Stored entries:
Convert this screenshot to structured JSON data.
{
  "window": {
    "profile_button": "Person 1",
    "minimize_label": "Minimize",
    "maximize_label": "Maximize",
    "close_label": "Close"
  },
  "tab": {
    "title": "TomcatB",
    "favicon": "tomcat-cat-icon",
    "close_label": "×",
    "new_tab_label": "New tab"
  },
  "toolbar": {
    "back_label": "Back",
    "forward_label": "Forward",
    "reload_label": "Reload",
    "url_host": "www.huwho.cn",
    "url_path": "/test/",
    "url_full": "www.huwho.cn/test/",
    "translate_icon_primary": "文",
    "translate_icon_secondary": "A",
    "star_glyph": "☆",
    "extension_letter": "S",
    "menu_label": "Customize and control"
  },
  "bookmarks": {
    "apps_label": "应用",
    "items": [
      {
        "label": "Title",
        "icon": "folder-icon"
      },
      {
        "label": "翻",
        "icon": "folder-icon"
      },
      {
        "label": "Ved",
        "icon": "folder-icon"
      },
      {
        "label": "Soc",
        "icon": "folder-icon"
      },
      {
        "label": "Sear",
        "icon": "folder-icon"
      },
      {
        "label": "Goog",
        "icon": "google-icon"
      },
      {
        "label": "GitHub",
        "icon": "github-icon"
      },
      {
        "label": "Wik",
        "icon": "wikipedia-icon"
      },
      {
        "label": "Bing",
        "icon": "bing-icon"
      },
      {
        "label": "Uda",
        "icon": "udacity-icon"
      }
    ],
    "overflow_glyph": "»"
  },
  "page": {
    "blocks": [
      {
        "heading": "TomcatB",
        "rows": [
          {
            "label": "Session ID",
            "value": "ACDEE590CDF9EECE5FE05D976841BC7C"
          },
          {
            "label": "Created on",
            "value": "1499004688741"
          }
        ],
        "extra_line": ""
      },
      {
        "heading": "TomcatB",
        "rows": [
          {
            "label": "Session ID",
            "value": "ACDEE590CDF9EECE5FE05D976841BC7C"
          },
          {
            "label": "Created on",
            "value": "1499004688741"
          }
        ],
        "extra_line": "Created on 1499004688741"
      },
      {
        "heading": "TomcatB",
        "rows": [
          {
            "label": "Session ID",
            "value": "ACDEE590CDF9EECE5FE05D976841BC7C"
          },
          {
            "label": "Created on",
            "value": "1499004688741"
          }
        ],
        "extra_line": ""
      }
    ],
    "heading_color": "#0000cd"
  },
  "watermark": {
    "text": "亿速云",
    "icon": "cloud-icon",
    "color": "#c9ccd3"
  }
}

Requirement
Restate all of the entries above precisely.

Correct answer
Convert this screenshot to structured JSON data.
{
  "window": {
    "profile_button": "Person 1",
    "minimize_label": "Minimize",
    "maximize_label": "Maximize",
    "close_label": "Close"
  },
  "tab": {
    "title": "TomcatB",
    "favicon": "tomcat-cat-icon",
    "close_label": "×",
    "new_tab_label": "New tab"
  },
  "toolbar": {
    "back_label": "Back",
    "forward_label": "Forward",
    "reload_label": "Reload",
    "url_host": "www.huwho.cn",
    "url_path": "/test/",
    "url_full": "www.huwho.cn/test/",
    "translate_icon_primary": "文",
    "translate_icon_secondary": "A",
    "star_glyph": "☆",
    "extension_letter": "S",
    "menu_label": "Customize and control"
  },
  "bookmarks": {
    "apps_label": "应用",
    "items": [
      {
        "label": "Title",
        "icon": "folder-icon"
      },
      {
        "label": "翻",
        "icon": "folder-icon"
      },
      {
        "label": "Ved",
        "icon": "folder-icon"
      },
      {
        "label": "Soc",
        "icon": "folder-icon"
      },
      {
        "label": "Sear",
        "icon": "folder-icon"
      },
      {
        "label": "Goog",
        "icon": "google-icon"
      },
      {
        "label": "GitHub",
        "icon": "github-icon"
      },
      {
        "label": "Wik",
        "icon": "wikipedia-icon"
      },
      {
        "label": "Bing",
        "icon": "bing-icon"
      },
      {
        "label": "Uda",
        "icon": "udacity-icon"
      }
    ],
    "overflow_glyph": "»"
  },
  "page": {
    "blocks": [
      {
        "heading": "TomcatB",
        "rows": [
          {
            "label": "Session ID",
            "value": "ACDEE590CDF9EECE5FE05D976841BC7C"
          },
          {
            "label": "Created on",
            "value": "1499004688741"
          }
        ],
        "extra_line": ""
      },
      {
        "heading": "TomcatB",
        "rows": [
          {
            "label": "Session ID",
            "value": "ACDEE590CDF9EECE5FE05D976841BC7C"
          },
          {
            "label": "Created on",
            "value": "1499004688741"
          }
        ],
        "extra_line": "Created on 1499004688741"
      },
      {
        "heading": "TomcatB",
        "rows": [
          {
            "label": "Session ID",
            "value": "ACDEE590CDF9EECE5FE05D976841BC7C"
          },
          {
            "label": "Created on",
            "value": "1499004688741"
          }
        ],
        "extra_line": ""
      }
    ],
    "heading_color": "#0000cd"
  },
  "watermark": {
    "text": "亿速云",
    "icon": "cloud-icon",
    "color": "#c9ccd3"
  }
}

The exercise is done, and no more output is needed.